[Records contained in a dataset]

'''

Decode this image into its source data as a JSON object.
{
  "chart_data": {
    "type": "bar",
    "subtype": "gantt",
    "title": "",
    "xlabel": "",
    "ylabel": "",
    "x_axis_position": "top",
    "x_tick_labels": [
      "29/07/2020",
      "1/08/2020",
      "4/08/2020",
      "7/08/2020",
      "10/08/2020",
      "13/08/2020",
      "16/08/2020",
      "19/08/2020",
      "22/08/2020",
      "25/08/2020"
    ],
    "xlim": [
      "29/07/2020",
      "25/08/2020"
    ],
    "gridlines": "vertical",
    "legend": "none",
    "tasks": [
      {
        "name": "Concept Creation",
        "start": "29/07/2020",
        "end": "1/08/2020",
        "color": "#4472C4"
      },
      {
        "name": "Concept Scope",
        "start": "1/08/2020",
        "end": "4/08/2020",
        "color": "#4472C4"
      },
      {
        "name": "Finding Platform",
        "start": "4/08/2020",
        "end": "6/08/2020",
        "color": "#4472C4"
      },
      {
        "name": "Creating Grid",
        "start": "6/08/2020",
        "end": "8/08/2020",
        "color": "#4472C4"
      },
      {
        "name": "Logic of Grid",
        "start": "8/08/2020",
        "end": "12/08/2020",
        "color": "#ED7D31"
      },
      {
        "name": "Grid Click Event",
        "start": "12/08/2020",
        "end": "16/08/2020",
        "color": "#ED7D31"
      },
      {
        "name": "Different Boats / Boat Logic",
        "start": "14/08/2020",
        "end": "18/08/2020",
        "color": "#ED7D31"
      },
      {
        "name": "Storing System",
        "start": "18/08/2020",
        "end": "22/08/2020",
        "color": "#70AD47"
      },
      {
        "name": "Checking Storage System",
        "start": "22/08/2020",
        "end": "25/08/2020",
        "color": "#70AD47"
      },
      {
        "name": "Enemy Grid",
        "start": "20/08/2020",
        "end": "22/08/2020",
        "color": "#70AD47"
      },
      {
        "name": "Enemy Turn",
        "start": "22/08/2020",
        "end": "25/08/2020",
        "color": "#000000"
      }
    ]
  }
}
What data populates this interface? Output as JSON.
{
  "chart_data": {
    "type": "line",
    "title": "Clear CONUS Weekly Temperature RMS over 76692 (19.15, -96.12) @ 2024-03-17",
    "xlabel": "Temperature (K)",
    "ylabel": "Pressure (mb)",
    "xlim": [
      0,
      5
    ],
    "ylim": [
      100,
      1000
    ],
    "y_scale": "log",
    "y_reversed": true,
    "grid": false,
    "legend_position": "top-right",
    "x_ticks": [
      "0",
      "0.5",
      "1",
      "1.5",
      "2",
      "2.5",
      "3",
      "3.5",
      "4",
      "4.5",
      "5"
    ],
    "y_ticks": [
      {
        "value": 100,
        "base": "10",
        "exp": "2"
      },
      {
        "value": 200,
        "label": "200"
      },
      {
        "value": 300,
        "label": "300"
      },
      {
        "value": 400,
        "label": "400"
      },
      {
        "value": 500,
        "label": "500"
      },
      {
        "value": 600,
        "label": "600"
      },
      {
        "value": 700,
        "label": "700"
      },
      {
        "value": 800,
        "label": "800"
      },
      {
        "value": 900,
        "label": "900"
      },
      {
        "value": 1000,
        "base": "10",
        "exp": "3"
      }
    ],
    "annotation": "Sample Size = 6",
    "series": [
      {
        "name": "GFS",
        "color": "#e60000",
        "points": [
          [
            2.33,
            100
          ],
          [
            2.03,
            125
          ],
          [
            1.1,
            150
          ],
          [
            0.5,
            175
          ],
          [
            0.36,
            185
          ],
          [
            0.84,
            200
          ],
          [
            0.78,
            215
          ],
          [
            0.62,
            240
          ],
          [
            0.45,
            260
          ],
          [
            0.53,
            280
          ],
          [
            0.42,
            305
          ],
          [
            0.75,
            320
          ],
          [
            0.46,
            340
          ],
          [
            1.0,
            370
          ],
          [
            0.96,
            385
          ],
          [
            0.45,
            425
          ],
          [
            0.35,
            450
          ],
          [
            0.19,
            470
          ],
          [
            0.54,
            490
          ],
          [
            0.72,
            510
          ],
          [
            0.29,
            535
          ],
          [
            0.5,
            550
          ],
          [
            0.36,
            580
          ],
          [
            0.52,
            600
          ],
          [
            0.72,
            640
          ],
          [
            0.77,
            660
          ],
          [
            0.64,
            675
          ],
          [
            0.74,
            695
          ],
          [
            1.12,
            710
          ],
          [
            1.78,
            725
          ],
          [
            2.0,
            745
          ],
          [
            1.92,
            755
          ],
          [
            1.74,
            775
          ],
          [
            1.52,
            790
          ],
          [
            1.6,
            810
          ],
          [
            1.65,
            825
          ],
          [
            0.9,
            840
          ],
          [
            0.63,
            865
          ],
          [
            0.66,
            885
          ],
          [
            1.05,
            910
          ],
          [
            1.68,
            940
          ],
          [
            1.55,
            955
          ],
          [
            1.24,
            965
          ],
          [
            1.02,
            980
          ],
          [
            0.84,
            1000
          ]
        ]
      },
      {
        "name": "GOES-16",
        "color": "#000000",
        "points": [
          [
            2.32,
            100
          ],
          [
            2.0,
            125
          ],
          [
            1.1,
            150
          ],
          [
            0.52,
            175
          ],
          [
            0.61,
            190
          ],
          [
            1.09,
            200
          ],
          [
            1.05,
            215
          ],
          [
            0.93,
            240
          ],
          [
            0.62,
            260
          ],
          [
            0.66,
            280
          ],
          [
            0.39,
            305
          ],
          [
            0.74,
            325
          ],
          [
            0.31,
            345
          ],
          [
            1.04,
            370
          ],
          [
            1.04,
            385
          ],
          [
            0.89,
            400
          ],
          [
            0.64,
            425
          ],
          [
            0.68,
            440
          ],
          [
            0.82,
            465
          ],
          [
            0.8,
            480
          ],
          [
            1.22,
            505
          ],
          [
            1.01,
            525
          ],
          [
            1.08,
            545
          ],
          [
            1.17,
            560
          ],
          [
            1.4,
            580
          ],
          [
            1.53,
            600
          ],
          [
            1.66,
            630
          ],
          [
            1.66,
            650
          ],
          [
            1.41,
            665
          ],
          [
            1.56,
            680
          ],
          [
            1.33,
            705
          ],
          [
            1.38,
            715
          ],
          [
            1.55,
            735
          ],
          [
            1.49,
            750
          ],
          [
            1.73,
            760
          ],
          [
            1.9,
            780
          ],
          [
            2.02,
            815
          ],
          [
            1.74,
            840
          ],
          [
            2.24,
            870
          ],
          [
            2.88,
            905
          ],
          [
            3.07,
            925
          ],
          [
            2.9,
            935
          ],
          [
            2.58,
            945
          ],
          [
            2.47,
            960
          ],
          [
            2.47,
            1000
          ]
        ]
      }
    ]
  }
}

'''

== WORK TO COMPLETE ==
Check each line of the records above for the string "this", and report every line that has it.

== RESPONSE ==
Decode this image into its source data as a JSON object.
What data populates this interface? Output as JSON.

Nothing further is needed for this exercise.